— Start of PROVIDED DATA —
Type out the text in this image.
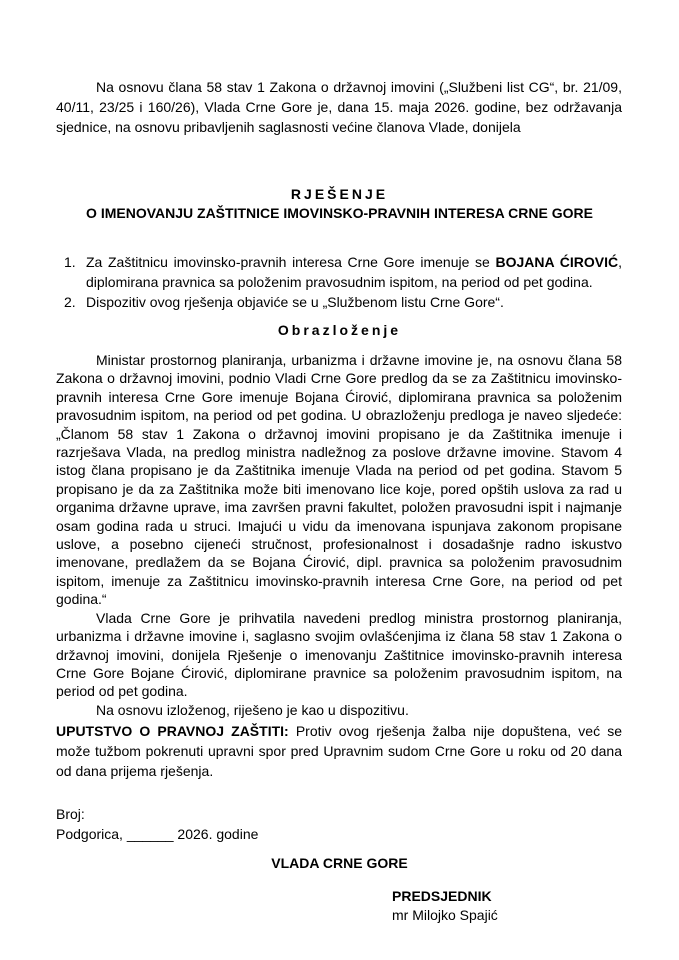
Na osnovu člana 58 stav 1 Zakona o državnoj imovini („Službeni list CG“, br. 21/09, 40/11, 23/25 i 160/26), Vlada Crne Gore je, dana 15. maja 2026. godine, bez održavanja sjednice, na osnovu pribavljenih saglasnosti većine članova Vlade, donijela
RJEŠENJE
O IMENOVANJU ZAŠTITNICE IMOVINSKO-PRAVNIH INTERESA CRNE GORE
1. Za Zaštitnicu imovinsko-pravnih interesa Crne Gore imenuje se BOJANA ĆIROVIĆ, diplomirana pravnica sa položenim pravosudnim ispitom, na period od pet godina.
2. Dispozitiv ovog rješenja objaviće se u „Službenom listu Crne Gore“.
Obrazloženje

Ministar prostornog planiranja, urbanizma i državne imovine je, na osnovu člana 58 Zakona o državnoj imovini, podnio Vladi Crne Gore predlog da se za Zaštitnicu imovinsko-pravnih interesa Crne Gore imenuje Bojana Ćirović, diplomirana pravnica sa položenim pravosudnim ispitom, na period od pet godina. U obrazloženju predloga je naveo sljedeće: „Članom 58 stav 1 Zakona o državnoj imovini propisano je da Zaštitnika imenuje i razrješava Vlada, na predlog ministra nadležnog za poslove državne imovine. Stavom 4 istog člana propisano je da Zaštitnika imenuje Vlada na period od pet godina. Stavom 5 propisano je da za Zaštitnika može biti imenovano lice koje, pored opštih uslova za rad u organima državne uprave, ima završen pravni fakultet, položen pravosudni ispit i najmanje osam godina rada u struci. Imajući u vidu da imenovana ispunjava zakonom propisane uslove, a posebno cijeneći stručnost, profesionalnost i dosadašnje radno iskustvo imenovane, predlažem da se Bojana Ćirović, dipl. pravnica sa položenim pravosudnim ispitom, imenuje za Zaštitnicu imovinsko-pravnih interesa Crne Gore, na period od pet godina.“

Vlada Crne Gore je prihvatila navedeni predlog ministra prostornog planiranja, urbanizma i državne imovine i, saglasno svojim ovlašćenjima iz člana 58 stav 1 Zakona o državnoj imovini, donijela Rješenje o imenovanju Zaštitnice imovinsko-pravnih interesa Crne Gore Bojane Ćirović, diplomirane pravnice sa položenim pravosudnim ispitom, na period od pet godina.

Na osnovu izloženog, riješeno je kao u dispozitivu.

UPUTSTVO O PRAVNOJ ZAŠTITI: Protiv ovog rješenja žalba nije dopuštena, već se može tužbom pokrenuti upravni spor pred Upravnim sudom Crne Gore u roku od 20 dana od dana prijema rješenja.
Broj:
Podgorica, ______ 2026. godine
VLADA CRNE GORE
PREDSJEDNIK
mr Milojko Spajić
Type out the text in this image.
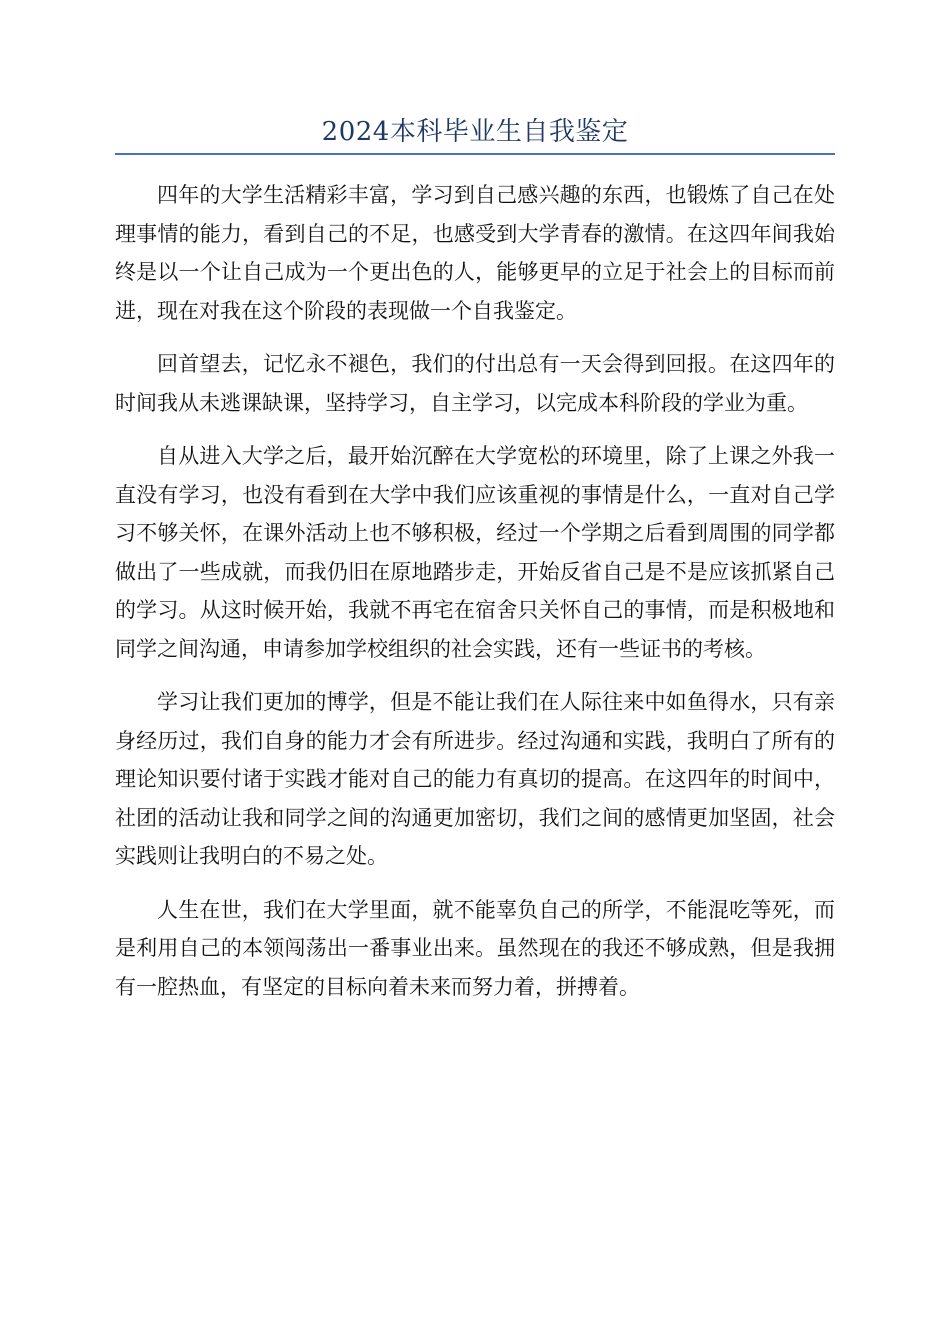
2024本科毕业生自我鉴定

四年的大学生活精彩丰富，学习到自己感兴趣的东西，也锻炼了自己在处理事情的能力，看到自己的不足，也感受到大学青春的激情。在这四年间我始终是以一个让自己成为一个更出色的人，能够更早的立足于社会上的目标而前进，现在对我在这个阶段的表现做一个自我鉴定。

回首望去，记忆永不褪色，我们的付出总有一天会得到回报。在这四年的时间我从未逃课缺课，坚持学习，自主学习，以完成本科阶段的学业为重。

自从进入大学之后，最开始沉醉在大学宽松的环境里，除了上课之外我一直没有学习，也没有看到在大学中我们应该重视的事情是什么，一直对自己学习不够关怀，在课外活动上也不够积极，经过一个学期之后看到周围的同学都做出了一些成就，而我仍旧在原地踏步走，开始反省自己是不是应该抓紧自己的学习。从这时候开始，我就不再宅在宿舍只关怀自己的事情，而是积极地和同学之间沟通，申请参加学校组织的社会实践，还有一些证书的考核。

学习让我们更加的博学，但是不能让我们在人际往来中如鱼得水，只有亲身经历过，我们自身的能力才会有所进步。经过沟通和实践，我明白了所有的理论知识要付诸于实践才能对自己的能力有真切的提高。在这四年的时间中，社团的活动让我和同学之间的沟通更加密切，我们之间的感情更加坚固，社会实践则让我明白的不易之处。

人生在世，我们在大学里面，就不能辜负自己的所学，不能混吃等死，而是利用自己的本领闯荡出一番事业出来。虽然现在的我还不够成熟，但是我拥有一腔热血，有坚定的目标向着未来而努力着，拼搏着。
— End of PROVIDED DATA —
SHORT TASK:
Leave out the pictures and return every record word for word.

RESULT OF THIS EXERCISE:
Type out the text in this image.
Na osnovu člana 58 stav 1 Zakona o državnoj imovini („Službeni list CG“, br. 21/09, 40/11, 23/25 i 160/26), Vlada Crne Gore je, dana 15. maja 2026. godine, bez održavanja sjednice, na osnovu pribavljenih saglasnosti većine članova Vlade, donijela
RJEŠENJE
O IMENOVANJU ZAŠTITNICE IMOVINSKO-PRAVNIH INTERESA CRNE GORE
1. Za Zaštitnicu imovinsko-pravnih interesa Crne Gore imenuje se BOJANA ĆIROVIĆ, diplomirana pravnica sa položenim pravosudnim ispitom, na period od pet godina.
2. Dispozitiv ovog rješenja objaviće se u „Službenom listu Crne Gore“.
Obrazloženje

Ministar prostornog planiranja, urbanizma i državne imovine je, na osnovu člana 58 Zakona o državnoj imovini, podnio Vladi Crne Gore predlog da se za Zaštitnicu imovinsko-pravnih interesa Crne Gore imenuje Bojana Ćirović, diplomirana pravnica sa položenim pravosudnim ispitom, na period od pet godina. U obrazloženju predloga je naveo sljedeće: „Članom 58 stav 1 Zakona o državnoj imovini propisano je da Zaštitnika imenuje i razrješava Vlada, na predlog ministra nadležnog za poslove državne imovine. Stavom 4 istog člana propisano je da Zaštitnika imenuje Vlada na period od pet godina. Stavom 5 propisano je da za Zaštitnika može biti imenovano lice koje, pored opštih uslova za rad u organima državne uprave, ima završen pravni fakultet, položen pravosudni ispit i najmanje osam godina rada u struci. Imajući u vidu da imenovana ispunjava zakonom propisane uslove, a posebno cijeneći stručnost, profesionalnost i dosadašnje radno iskustvo imenovane, predlažem da se Bojana Ćirović, dipl. pravnica sa položenim pravosudnim ispitom, imenuje za Zaštitnicu imovinsko-pravnih interesa Crne Gore, na period od pet godina.“

Vlada Crne Gore je prihvatila navedeni predlog ministra prostornog planiranja, urbanizma i državne imovine i, saglasno svojim ovlašćenjima iz člana 58 stav 1 Zakona o državnoj imovini, donijela Rješenje o imenovanju Zaštitnice imovinsko-pravnih interesa Crne Gore Bojane Ćirović, diplomirane pravnice sa položenim pravosudnim ispitom, na period od pet godina.

Na osnovu izloženog, riješeno je kao u dispozitivu.

UPUTSTVO O PRAVNOJ ZAŠTITI: Protiv ovog rješenja žalba nije dopuštena, već se može tužbom pokrenuti upravni spor pred Upravnim sudom Crne Gore u roku od 20 dana od dana prijema rješenja.
Broj:
Podgorica, ______ 2026. godine
VLADA CRNE GORE
PREDSJEDNIK
mr Milojko Spajić
Type out the text in this image.
2024本科毕业生自我鉴定

四年的大学生活精彩丰富，学习到自己感兴趣的东西，也锻炼了自己在处理事情的能力，看到自己的不足，也感受到大学青春的激情。在这四年间我始终是以一个让自己成为一个更出色的人，能够更早的立足于社会上的目标而前进，现在对我在这个阶段的表现做一个自我鉴定。

回首望去，记忆永不褪色，我们的付出总有一天会得到回报。在这四年的时间我从未逃课缺课，坚持学习，自主学习，以完成本科阶段的学业为重。

自从进入大学之后，最开始沉醉在大学宽松的环境里，除了上课之外我一直没有学习，也没有看到在大学中我们应该重视的事情是什么，一直对自己学习不够关怀，在课外活动上也不够积极，经过一个学期之后看到周围的同学都做出了一些成就，而我仍旧在原地踏步走，开始反省自己是不是应该抓紧自己的学习。从这时候开始，我就不再宅在宿舍只关怀自己的事情，而是积极地和同学之间沟通，申请参加学校组织的社会实践，还有一些证书的考核。

学习让我们更加的博学，但是不能让我们在人际往来中如鱼得水，只有亲身经历过，我们自身的能力才会有所进步。经过沟通和实践，我明白了所有的理论知识要付诸于实践才能对自己的能力有真切的提高。在这四年的时间中，社团的活动让我和同学之间的沟通更加密切，我们之间的感情更加坚固，社会实践则让我明白的不易之处。

人生在世，我们在大学里面，就不能辜负自己的所学，不能混吃等死，而是利用自己的本领闯荡出一番事业出来。虽然现在的我还不够成熟，但是我拥有一腔热血，有坚定的目标向着未来而努力着，拼搏着。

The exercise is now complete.